= Records from a collection =
_ _ _ _ _

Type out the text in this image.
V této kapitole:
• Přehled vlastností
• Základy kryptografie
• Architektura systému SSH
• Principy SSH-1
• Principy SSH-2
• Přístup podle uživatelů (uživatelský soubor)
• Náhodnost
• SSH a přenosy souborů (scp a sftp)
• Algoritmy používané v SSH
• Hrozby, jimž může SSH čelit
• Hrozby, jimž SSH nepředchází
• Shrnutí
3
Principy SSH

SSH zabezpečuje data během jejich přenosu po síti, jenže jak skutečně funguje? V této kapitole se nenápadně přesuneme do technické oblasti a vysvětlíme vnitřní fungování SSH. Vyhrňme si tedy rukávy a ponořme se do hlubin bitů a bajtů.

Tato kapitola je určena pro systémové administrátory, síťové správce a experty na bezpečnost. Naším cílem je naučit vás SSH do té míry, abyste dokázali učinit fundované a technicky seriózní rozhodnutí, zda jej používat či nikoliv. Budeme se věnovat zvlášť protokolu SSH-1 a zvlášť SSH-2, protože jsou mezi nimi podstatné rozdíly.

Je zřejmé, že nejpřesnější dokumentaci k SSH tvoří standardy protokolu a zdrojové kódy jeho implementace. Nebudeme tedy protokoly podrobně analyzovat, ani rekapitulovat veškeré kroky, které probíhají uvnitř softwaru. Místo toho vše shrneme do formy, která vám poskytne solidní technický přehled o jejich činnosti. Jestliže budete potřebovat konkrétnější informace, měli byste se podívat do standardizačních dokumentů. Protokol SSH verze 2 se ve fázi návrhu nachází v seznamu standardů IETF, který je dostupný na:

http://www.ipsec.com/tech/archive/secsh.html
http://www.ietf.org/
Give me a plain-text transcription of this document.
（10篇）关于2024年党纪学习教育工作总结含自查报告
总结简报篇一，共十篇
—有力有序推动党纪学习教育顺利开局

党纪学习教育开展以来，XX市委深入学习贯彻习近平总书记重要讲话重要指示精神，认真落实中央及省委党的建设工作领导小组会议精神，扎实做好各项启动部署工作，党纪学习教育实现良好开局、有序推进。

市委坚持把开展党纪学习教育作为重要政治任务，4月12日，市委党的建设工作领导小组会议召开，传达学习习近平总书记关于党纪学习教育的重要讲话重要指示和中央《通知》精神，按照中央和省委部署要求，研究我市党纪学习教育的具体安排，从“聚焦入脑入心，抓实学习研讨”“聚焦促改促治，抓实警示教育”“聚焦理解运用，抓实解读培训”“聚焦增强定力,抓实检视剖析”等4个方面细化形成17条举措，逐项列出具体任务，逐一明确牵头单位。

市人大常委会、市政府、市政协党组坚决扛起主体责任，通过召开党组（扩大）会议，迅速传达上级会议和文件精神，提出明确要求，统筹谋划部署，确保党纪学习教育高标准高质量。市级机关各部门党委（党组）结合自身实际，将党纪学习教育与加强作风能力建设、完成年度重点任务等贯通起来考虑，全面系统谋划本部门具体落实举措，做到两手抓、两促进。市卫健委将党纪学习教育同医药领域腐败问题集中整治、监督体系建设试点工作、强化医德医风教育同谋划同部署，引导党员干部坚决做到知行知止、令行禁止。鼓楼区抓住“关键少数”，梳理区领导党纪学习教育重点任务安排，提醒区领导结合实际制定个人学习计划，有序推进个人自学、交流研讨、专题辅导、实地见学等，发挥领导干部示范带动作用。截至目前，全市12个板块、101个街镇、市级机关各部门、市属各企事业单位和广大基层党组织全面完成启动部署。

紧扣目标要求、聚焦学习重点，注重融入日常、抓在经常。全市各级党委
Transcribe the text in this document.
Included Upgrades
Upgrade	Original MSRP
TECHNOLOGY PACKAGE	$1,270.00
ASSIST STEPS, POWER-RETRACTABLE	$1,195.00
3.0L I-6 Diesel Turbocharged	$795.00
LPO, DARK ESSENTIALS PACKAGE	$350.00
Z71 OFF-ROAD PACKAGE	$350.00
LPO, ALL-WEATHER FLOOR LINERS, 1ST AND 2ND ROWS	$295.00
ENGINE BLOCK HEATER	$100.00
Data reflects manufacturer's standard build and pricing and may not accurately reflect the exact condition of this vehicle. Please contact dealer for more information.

_ _ _ _ _

= Problem statement =
Starting from the line containing "Give me a plain-text" and ending with the final line of the data, reproduce each line exactly as it appears, including no other lines.

= Correct answer =
Give me a plain-text transcription of this document.
（10篇）关于2024年党纪学习教育工作总结含自查报告
总结简报篇一，共十篇
—有力有序推动党纪学习教育顺利开局

党纪学习教育开展以来，XX市委深入学习贯彻习近平总书记重要讲话重要指示精神，认真落实中央及省委党的建设工作领导小组会议精神，扎实做好各项启动部署工作，党纪学习教育实现良好开局、有序推进。

市委坚持把开展党纪学习教育作为重要政治任务，4月12日，市委党的建设工作领导小组会议召开，传达学习习近平总书记关于党纪学习教育的重要讲话重要指示和中央《通知》精神，按照中央和省委部署要求，研究我市党纪学习教育的具体安排，从“聚焦入脑入心，抓实学习研讨”“聚焦促改促治，抓实警示教育”“聚焦理解运用，抓实解读培训”“聚焦增强定力,抓实检视剖析”等4个方面细化形成17条举措，逐项列出具体任务，逐一明确牵头单位。

市人大常委会、市政府、市政协党组坚决扛起主体责任，通过召开党组（扩大）会议，迅速传达上级会议和文件精神，提出明确要求，统筹谋划部署，确保党纪学习教育高标准高质量。市级机关各部门党委（党组）结合自身实际，将党纪学习教育与加强作风能力建设、完成年度重点任务等贯通起来考虑，全面系统谋划本部门具体落实举措，做到两手抓、两促进。市卫健委将党纪学习教育同医药领域腐败问题集中整治、监督体系建设试点工作、强化医德医风教育同谋划同部署，引导党员干部坚决做到知行知止、令行禁止。鼓楼区抓住“关键少数”，梳理区领导党纪学习教育重点任务安排，提醒区领导结合实际制定个人学习计划，有序推进个人自学、交流研讨、专题辅导、实地见学等，发挥领导干部示范带动作用。截至目前，全市12个板块、101个街镇、市级机关各部门、市属各企事业单位和广大基层党组织全面完成启动部署。

紧扣目标要求、聚焦学习重点，注重融入日常、抓在经常。全市各级党委
Transcribe the text in this document.
Included Upgrades
Upgrade	Original MSRP
TECHNOLOGY PACKAGE	$1,270.00
ASSIST STEPS, POWER-RETRACTABLE	$1,195.00
3.0L I-6 Diesel Turbocharged	$795.00
LPO, DARK ESSENTIALS PACKAGE	$350.00
Z71 OFF-ROAD PACKAGE	$350.00
LPO, ALL-WEATHER FLOOR LINERS, 1ST AND 2ND ROWS	$295.00
ENGINE BLOCK HEATER	$100.00
Data reflects manufacturer's standard build and pricing and may not accurately reflect the exact condition of this vehicle. Please contact dealer for more information.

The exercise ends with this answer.